• Task to complete
Go through the records below line by line, counting those that contain the word "North"; answer with the count only.

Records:
== == ==
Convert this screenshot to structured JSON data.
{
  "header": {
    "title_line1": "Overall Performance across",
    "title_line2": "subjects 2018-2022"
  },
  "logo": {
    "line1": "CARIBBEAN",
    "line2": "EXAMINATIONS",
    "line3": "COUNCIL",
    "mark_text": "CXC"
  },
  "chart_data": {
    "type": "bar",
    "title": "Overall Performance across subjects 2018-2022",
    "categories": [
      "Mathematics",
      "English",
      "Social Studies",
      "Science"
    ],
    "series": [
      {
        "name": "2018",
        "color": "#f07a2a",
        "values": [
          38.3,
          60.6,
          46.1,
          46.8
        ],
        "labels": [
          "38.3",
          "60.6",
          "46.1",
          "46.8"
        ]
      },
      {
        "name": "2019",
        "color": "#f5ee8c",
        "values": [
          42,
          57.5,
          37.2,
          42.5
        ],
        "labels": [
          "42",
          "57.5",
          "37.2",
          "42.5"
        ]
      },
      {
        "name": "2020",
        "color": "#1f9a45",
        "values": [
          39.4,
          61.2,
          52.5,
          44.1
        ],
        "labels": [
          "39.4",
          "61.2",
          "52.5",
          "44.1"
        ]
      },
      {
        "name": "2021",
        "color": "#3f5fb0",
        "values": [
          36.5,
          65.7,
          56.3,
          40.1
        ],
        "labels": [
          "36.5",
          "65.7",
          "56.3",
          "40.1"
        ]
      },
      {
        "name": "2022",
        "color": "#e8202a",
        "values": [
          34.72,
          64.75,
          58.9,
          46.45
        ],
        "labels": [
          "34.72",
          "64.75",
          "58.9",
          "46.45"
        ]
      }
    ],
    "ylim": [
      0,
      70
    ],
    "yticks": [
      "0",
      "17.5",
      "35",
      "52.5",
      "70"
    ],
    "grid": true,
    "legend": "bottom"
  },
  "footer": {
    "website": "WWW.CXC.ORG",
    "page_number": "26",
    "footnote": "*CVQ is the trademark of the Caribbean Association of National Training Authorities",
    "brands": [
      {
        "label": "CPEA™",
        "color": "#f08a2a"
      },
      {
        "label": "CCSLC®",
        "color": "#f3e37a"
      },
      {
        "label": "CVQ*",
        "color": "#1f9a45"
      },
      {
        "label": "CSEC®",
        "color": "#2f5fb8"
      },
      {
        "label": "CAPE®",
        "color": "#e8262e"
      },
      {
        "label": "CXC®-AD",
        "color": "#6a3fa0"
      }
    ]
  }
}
== == ==
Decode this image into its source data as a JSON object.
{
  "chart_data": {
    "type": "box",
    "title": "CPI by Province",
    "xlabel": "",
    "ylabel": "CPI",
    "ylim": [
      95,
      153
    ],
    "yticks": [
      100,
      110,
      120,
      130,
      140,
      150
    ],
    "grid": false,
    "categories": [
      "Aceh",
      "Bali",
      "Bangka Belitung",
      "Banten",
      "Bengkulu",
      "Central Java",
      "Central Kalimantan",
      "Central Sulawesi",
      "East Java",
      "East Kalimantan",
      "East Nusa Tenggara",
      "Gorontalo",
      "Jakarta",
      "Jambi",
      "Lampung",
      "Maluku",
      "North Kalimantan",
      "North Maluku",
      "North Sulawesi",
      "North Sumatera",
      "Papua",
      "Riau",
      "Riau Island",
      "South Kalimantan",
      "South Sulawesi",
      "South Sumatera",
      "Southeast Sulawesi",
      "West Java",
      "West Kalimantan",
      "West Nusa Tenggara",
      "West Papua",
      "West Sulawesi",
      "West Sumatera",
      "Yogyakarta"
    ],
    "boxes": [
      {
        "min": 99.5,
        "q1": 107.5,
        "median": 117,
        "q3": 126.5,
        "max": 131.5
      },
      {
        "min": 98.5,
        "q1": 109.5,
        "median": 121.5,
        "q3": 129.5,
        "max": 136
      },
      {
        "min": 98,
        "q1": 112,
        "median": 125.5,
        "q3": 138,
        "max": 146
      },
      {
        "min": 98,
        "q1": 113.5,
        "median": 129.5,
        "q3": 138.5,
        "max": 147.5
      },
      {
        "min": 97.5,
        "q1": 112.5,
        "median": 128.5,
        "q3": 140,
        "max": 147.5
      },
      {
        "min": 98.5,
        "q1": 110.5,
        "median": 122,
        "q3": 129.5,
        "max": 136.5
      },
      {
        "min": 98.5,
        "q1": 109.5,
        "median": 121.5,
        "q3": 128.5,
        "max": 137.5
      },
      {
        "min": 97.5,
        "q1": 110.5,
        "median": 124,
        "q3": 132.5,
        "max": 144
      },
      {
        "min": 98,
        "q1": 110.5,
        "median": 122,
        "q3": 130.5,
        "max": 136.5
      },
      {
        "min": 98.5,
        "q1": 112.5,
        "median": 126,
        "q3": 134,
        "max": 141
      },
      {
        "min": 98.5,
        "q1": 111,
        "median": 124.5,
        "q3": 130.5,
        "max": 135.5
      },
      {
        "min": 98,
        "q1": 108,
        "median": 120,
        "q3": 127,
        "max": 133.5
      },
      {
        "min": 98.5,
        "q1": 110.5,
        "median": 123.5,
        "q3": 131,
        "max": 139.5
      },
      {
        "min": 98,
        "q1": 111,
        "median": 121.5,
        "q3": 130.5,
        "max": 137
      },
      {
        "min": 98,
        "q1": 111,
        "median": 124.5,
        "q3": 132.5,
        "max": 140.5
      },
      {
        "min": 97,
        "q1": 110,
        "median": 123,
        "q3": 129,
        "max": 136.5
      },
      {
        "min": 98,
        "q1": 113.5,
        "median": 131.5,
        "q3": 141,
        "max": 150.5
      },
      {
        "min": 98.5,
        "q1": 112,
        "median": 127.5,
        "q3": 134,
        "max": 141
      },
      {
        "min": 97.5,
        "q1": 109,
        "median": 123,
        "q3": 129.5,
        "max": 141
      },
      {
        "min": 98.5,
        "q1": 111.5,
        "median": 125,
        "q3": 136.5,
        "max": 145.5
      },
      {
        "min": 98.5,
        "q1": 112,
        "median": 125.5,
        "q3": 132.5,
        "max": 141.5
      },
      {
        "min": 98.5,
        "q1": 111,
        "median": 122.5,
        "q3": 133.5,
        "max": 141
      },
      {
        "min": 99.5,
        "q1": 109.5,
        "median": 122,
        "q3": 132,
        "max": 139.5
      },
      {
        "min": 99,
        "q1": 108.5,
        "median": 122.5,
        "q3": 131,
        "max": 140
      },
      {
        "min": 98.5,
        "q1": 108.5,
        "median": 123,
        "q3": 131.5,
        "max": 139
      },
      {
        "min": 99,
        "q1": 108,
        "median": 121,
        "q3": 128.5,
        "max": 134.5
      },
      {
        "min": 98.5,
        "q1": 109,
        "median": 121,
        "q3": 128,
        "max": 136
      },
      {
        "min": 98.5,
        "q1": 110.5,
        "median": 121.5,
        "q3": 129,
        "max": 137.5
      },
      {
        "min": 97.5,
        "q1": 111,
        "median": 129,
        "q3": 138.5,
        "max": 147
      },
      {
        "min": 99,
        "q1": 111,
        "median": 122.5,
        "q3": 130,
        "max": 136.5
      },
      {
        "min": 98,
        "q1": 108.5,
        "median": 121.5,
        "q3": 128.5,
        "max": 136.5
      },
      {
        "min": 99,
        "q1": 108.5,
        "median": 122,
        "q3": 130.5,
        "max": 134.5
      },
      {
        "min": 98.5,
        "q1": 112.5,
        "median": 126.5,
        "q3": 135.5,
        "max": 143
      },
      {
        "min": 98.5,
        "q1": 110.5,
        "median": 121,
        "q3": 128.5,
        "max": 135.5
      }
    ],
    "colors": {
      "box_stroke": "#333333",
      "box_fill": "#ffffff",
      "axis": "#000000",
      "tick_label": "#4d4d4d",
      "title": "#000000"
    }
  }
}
== == ==
• Solved problem
4